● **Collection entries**
==============================
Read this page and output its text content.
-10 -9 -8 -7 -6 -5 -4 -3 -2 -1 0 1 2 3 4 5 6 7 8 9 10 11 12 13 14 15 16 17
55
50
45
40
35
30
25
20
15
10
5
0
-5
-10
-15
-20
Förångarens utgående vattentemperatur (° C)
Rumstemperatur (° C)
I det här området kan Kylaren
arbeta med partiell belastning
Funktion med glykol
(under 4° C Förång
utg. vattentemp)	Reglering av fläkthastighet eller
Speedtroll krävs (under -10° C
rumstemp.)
==============================
● **WHAT THE TASK REQUIRES**
Copy each line of the records containing the string "under".

● **RESPONSE TO THIS TASK**
(under 4° C Förång
Speedtroll krävs (under -10° C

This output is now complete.